**Short problem**
Rewrite these rows with "screenshot" switched to "image" everywhere it appears and nothing else changed. Leave out the pictures.

**Entries shown**
===============
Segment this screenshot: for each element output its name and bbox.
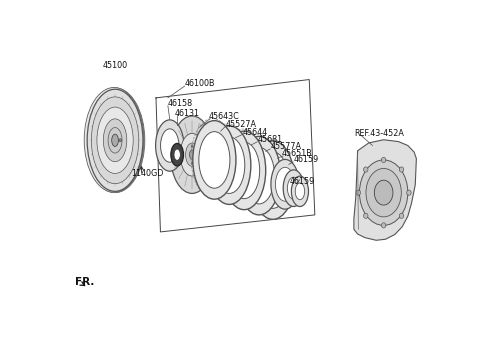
Text: 45644: 45644 <box>242 128 267 137</box>
Text: 46100B: 46100B <box>185 80 215 88</box>
Ellipse shape <box>170 116 214 193</box>
Ellipse shape <box>291 176 309 206</box>
Text: 45651B: 45651B <box>282 149 313 158</box>
Ellipse shape <box>223 131 266 210</box>
Ellipse shape <box>193 121 236 199</box>
Ellipse shape <box>360 160 408 225</box>
Ellipse shape <box>87 89 143 191</box>
Text: 45527A: 45527A <box>226 120 256 129</box>
Ellipse shape <box>208 126 251 204</box>
Ellipse shape <box>174 149 180 160</box>
Text: 1140GD: 1140GD <box>132 169 164 178</box>
Ellipse shape <box>407 190 411 195</box>
Ellipse shape <box>374 180 393 205</box>
Ellipse shape <box>180 133 204 176</box>
Text: 46158: 46158 <box>168 99 193 108</box>
Text: 46131: 46131 <box>175 109 200 118</box>
Ellipse shape <box>85 88 145 193</box>
Ellipse shape <box>192 145 193 148</box>
Ellipse shape <box>243 147 275 204</box>
Ellipse shape <box>85 88 144 192</box>
Text: 45100: 45100 <box>103 61 128 70</box>
Ellipse shape <box>91 97 139 184</box>
Ellipse shape <box>382 157 386 163</box>
Text: 45577A: 45577A <box>270 142 301 151</box>
Ellipse shape <box>228 142 260 199</box>
Ellipse shape <box>84 87 144 192</box>
Ellipse shape <box>103 119 127 162</box>
Ellipse shape <box>399 167 404 172</box>
Ellipse shape <box>257 152 288 208</box>
Ellipse shape <box>382 223 386 228</box>
Ellipse shape <box>214 137 245 193</box>
Ellipse shape <box>251 141 294 219</box>
Ellipse shape <box>363 213 368 218</box>
Ellipse shape <box>238 136 281 215</box>
Ellipse shape <box>186 143 199 166</box>
Polygon shape <box>354 140 416 240</box>
Ellipse shape <box>160 129 179 162</box>
Ellipse shape <box>112 134 119 147</box>
Ellipse shape <box>171 143 183 166</box>
Text: 45643C: 45643C <box>209 112 240 121</box>
Ellipse shape <box>190 150 195 159</box>
Ellipse shape <box>283 170 304 206</box>
Text: 46159: 46159 <box>293 155 319 165</box>
Ellipse shape <box>363 167 368 172</box>
Ellipse shape <box>192 162 193 165</box>
Ellipse shape <box>108 128 122 153</box>
Ellipse shape <box>366 168 401 217</box>
Text: 45681: 45681 <box>257 135 282 144</box>
Ellipse shape <box>276 167 295 201</box>
Text: 46159: 46159 <box>290 177 315 186</box>
Ellipse shape <box>199 132 230 188</box>
Ellipse shape <box>156 120 184 171</box>
Ellipse shape <box>288 177 300 199</box>
Ellipse shape <box>295 183 305 200</box>
Ellipse shape <box>271 159 299 209</box>
Text: FR.: FR. <box>75 277 94 287</box>
Ellipse shape <box>399 213 404 218</box>
Ellipse shape <box>119 139 122 142</box>
Text: REF.43-452A: REF.43-452A <box>354 129 404 138</box>
Ellipse shape <box>356 190 360 195</box>
Ellipse shape <box>97 107 133 173</box>
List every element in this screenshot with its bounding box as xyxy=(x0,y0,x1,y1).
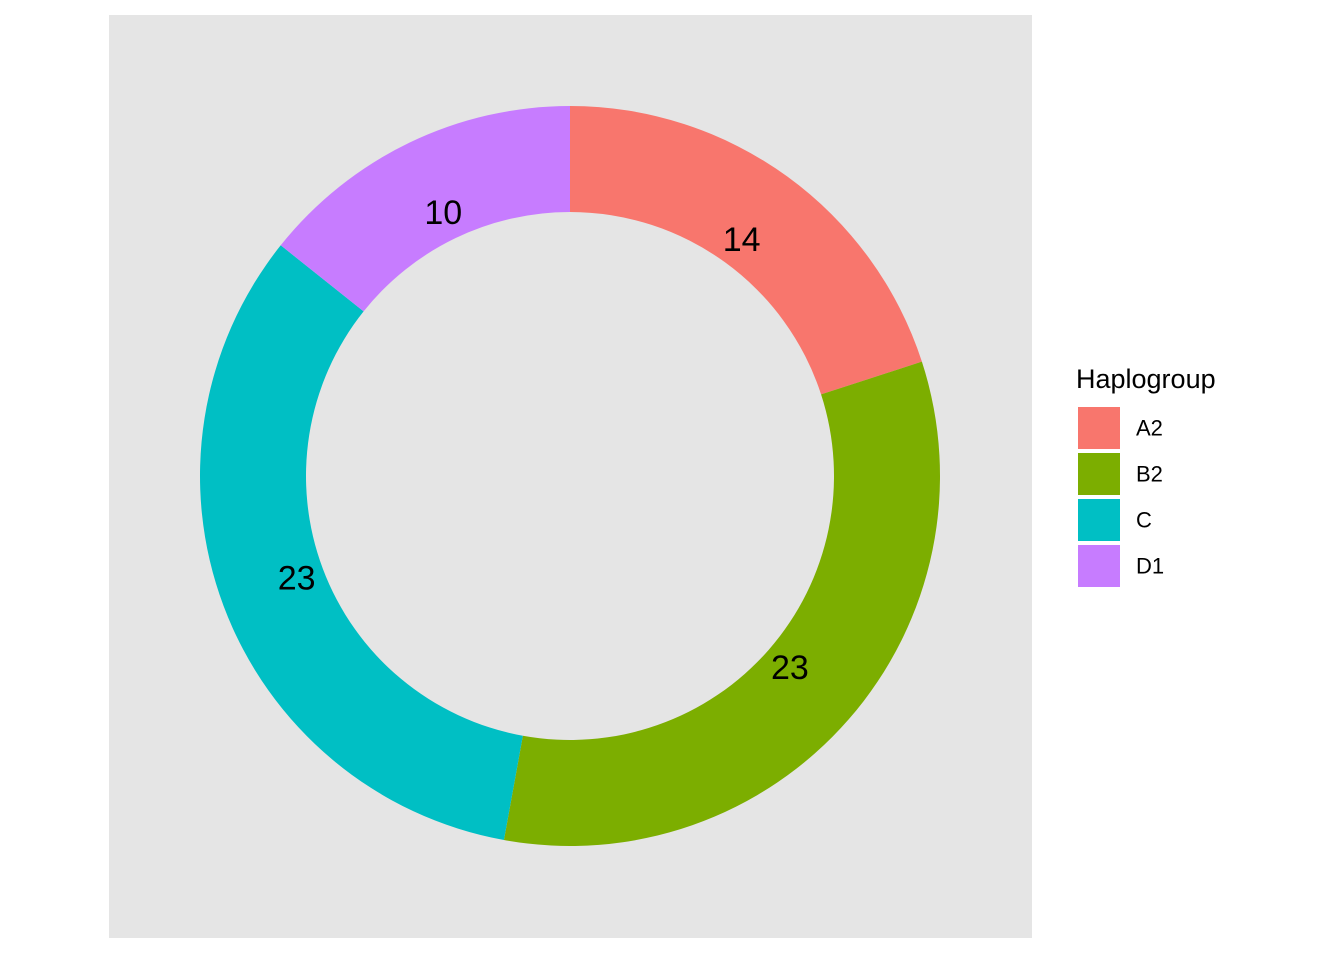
slice-a2 xyxy=(570,106,922,395)
legend-label-d1: D1 xyxy=(1136,554,1164,579)
legend-title: Haplogroup xyxy=(1076,364,1216,394)
legend-label-a2: A2 xyxy=(1136,416,1163,441)
legend-items: A2 B2 C D1 xyxy=(1076,405,1164,589)
slice-d1 xyxy=(280,106,570,312)
slice-label-a2: 14 xyxy=(723,221,761,259)
legend-label-c: C xyxy=(1136,508,1152,533)
donut-slices xyxy=(199,106,941,846)
slice-label-b2: 23 xyxy=(771,649,809,687)
legend-key-b2 xyxy=(1076,451,1122,497)
legend-label-b2: B2 xyxy=(1136,462,1163,487)
legend-key-a2 xyxy=(1076,405,1122,451)
slice-labels: 14 23 23 10 xyxy=(278,194,809,687)
slice-label-d1: 10 xyxy=(424,194,462,232)
legend-key-c xyxy=(1076,497,1122,543)
legend-key-d1 xyxy=(1076,543,1122,589)
slice-b2 xyxy=(503,361,941,846)
slice-c xyxy=(199,245,523,841)
slice-label-c: 23 xyxy=(278,560,316,598)
legend: Haplogroup A2 B2 C D1 xyxy=(1076,364,1216,589)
===============
**Full answer**
Segment this image: for each element output its name and bbox.
Text: 45644: 45644 <box>242 128 267 137</box>
Text: 46100B: 46100B <box>185 80 215 88</box>
Ellipse shape <box>170 116 214 193</box>
Ellipse shape <box>291 176 309 206</box>
Text: 45651B: 45651B <box>282 149 313 158</box>
Ellipse shape <box>223 131 266 210</box>
Ellipse shape <box>193 121 236 199</box>
Ellipse shape <box>360 160 408 225</box>
Ellipse shape <box>87 89 143 191</box>
Text: 45527A: 45527A <box>226 120 256 129</box>
Ellipse shape <box>208 126 251 204</box>
Ellipse shape <box>174 149 180 160</box>
Text: 1140GD: 1140GD <box>132 169 164 178</box>
Ellipse shape <box>407 190 411 195</box>
Ellipse shape <box>374 180 393 205</box>
Ellipse shape <box>180 133 204 176</box>
Text: 46158: 46158 <box>168 99 193 108</box>
Text: 46131: 46131 <box>175 109 200 118</box>
Ellipse shape <box>85 88 145 193</box>
Ellipse shape <box>192 145 193 148</box>
Ellipse shape <box>243 147 275 204</box>
Ellipse shape <box>85 88 144 192</box>
Text: 45100: 45100 <box>103 61 128 70</box>
Ellipse shape <box>91 97 139 184</box>
Ellipse shape <box>382 157 386 163</box>
Text: 45577A: 45577A <box>270 142 301 151</box>
Ellipse shape <box>228 142 260 199</box>
Ellipse shape <box>84 87 144 192</box>
Ellipse shape <box>103 119 127 162</box>
Ellipse shape <box>399 167 404 172</box>
Ellipse shape <box>257 152 288 208</box>
Ellipse shape <box>382 223 386 228</box>
Ellipse shape <box>214 137 245 193</box>
Ellipse shape <box>251 141 294 219</box>
Ellipse shape <box>363 213 368 218</box>
Ellipse shape <box>238 136 281 215</box>
Ellipse shape <box>186 143 199 166</box>
Polygon shape <box>354 140 416 240</box>
Ellipse shape <box>160 129 179 162</box>
Ellipse shape <box>112 134 119 147</box>
Ellipse shape <box>171 143 183 166</box>
Text: 45643C: 45643C <box>209 112 240 121</box>
Ellipse shape <box>190 150 195 159</box>
Ellipse shape <box>283 170 304 206</box>
Text: 46159: 46159 <box>293 155 319 165</box>
Ellipse shape <box>363 167 368 172</box>
Ellipse shape <box>192 162 193 165</box>
Ellipse shape <box>108 128 122 153</box>
Ellipse shape <box>366 168 401 217</box>
Text: 45681: 45681 <box>257 135 282 144</box>
Ellipse shape <box>276 167 295 201</box>
Text: 46159: 46159 <box>290 177 315 186</box>
Ellipse shape <box>199 132 230 188</box>
Ellipse shape <box>156 120 184 171</box>
Ellipse shape <box>288 177 300 199</box>
Ellipse shape <box>295 183 305 200</box>
Ellipse shape <box>271 159 299 209</box>
Text: FR.: FR. <box>75 277 94 287</box>
Ellipse shape <box>399 213 404 218</box>
Ellipse shape <box>119 139 122 142</box>
Text: REF.43-452A: REF.43-452A <box>354 129 404 138</box>
Ellipse shape <box>356 190 360 195</box>
Ellipse shape <box>97 107 133 173</box>
List every element in this image with its bounding box as xyxy=(x0,y0,x1,y1).
slice-a2 xyxy=(570,106,922,395)
legend-label-d1: D1 xyxy=(1136,554,1164,579)
legend-title: Haplogroup xyxy=(1076,364,1216,394)
legend-label-a2: A2 xyxy=(1136,416,1163,441)
legend-items: A2 B2 C D1 xyxy=(1076,405,1164,589)
slice-d1 xyxy=(280,106,570,312)
slice-label-a2: 14 xyxy=(723,221,761,259)
legend-label-c: C xyxy=(1136,508,1152,533)
donut-slices xyxy=(199,106,941,846)
slice-label-b2: 23 xyxy=(771,649,809,687)
legend-key-b2 xyxy=(1076,451,1122,497)
legend-label-b2: B2 xyxy=(1136,462,1163,487)
legend-key-a2 xyxy=(1076,405,1122,451)
slice-labels: 14 23 23 10 xyxy=(278,194,809,687)
slice-label-d1: 10 xyxy=(424,194,462,232)
legend-key-c xyxy=(1076,497,1122,543)
legend-key-d1 xyxy=(1076,543,1122,589)
slice-b2 xyxy=(503,361,941,846)
slice-c xyxy=(199,245,523,841)
slice-label-c: 23 xyxy=(278,560,316,598)
legend: Haplogroup A2 B2 C D1 xyxy=(1076,364,1216,589)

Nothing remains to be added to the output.